### Provided entries:
* * * * * * * * *
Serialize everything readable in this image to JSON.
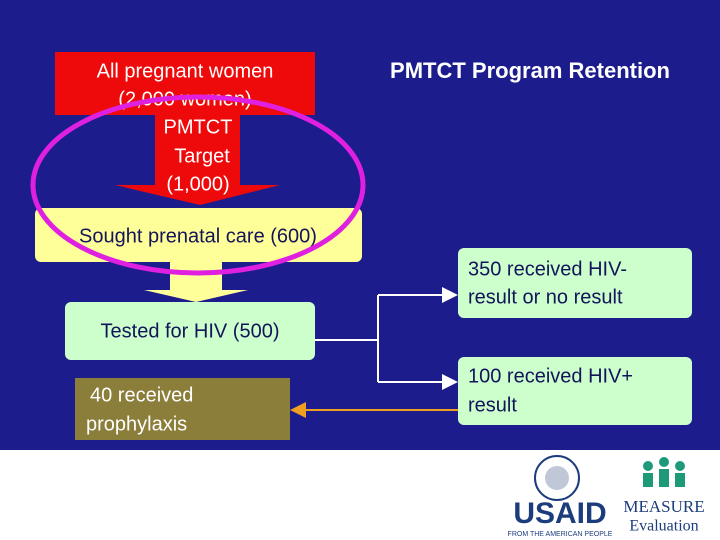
{
  "title": "PMTCT Program Retention",
  "nodes": [
    {
      "lines": [
        "All pregnant women",
        "(2,000 women)"
      ]
    },
    {
      "lines": [
        "PMTCT",
        "Target",
        "(1,000)"
      ]
    },
    {
      "lines": [
        "Sought prenatal care (600)"
      ]
    },
    {
      "lines": [
        "Tested for HIV (500)"
      ]
    },
    {
      "lines": [
        "40 received",
        "prophylaxis"
      ]
    },
    {
      "lines": [
        "350 received HIV-",
        "result or no result"
      ]
    },
    {
      "lines": [
        "100 received HIV+",
        "result"
      ]
    }
  ],
  "logos": {
    "usaid": "USAID",
    "usaid_tagline": "FROM THE AMERICAN PEOPLE",
    "measure": "MEASURE",
    "measure_sub": "Evaluation"
  }
}
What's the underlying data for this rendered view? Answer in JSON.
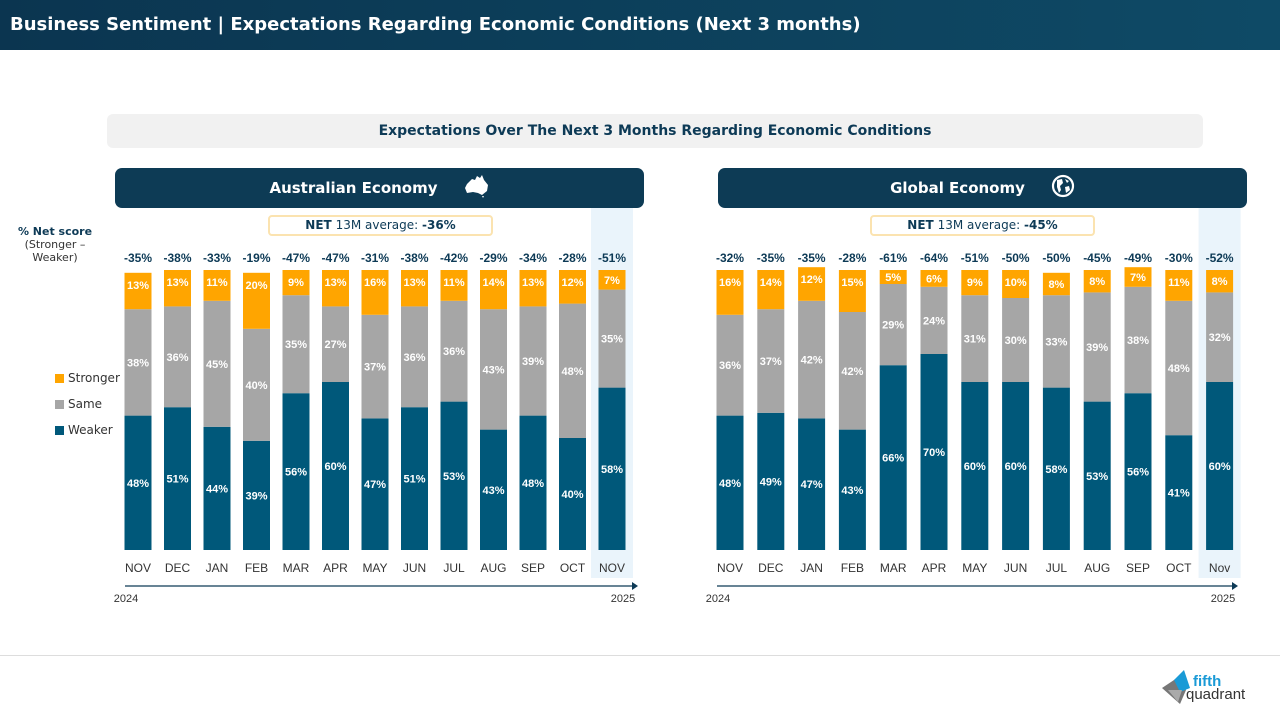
* * * * * * * * *
### Goal:
Reproduce all entries without any change, and omit the pictures.

### Solution below:
Serialize everything readable in this image to JSON.
{
  "title": "PMTCT Program Retention",
  "nodes": [
    {
      "lines": [
        "All pregnant women",
        "(2,000 women)"
      ]
    },
    {
      "lines": [
        "PMTCT",
        "Target",
        "(1,000)"
      ]
    },
    {
      "lines": [
        "Sought prenatal care (600)"
      ]
    },
    {
      "lines": [
        "Tested for HIV (500)"
      ]
    },
    {
      "lines": [
        "40 received",
        "prophylaxis"
      ]
    },
    {
      "lines": [
        "350 received HIV-",
        "result or no result"
      ]
    },
    {
      "lines": [
        "100 received HIV+",
        "result"
      ]
    }
  ],
  "logos": {
    "usaid": "USAID",
    "usaid_tagline": "FROM THE AMERICAN PEOPLE",
    "measure": "MEASURE",
    "measure_sub": "Evaluation"
  }
}
What's the underlying data for this rendered view? Answer in JSON.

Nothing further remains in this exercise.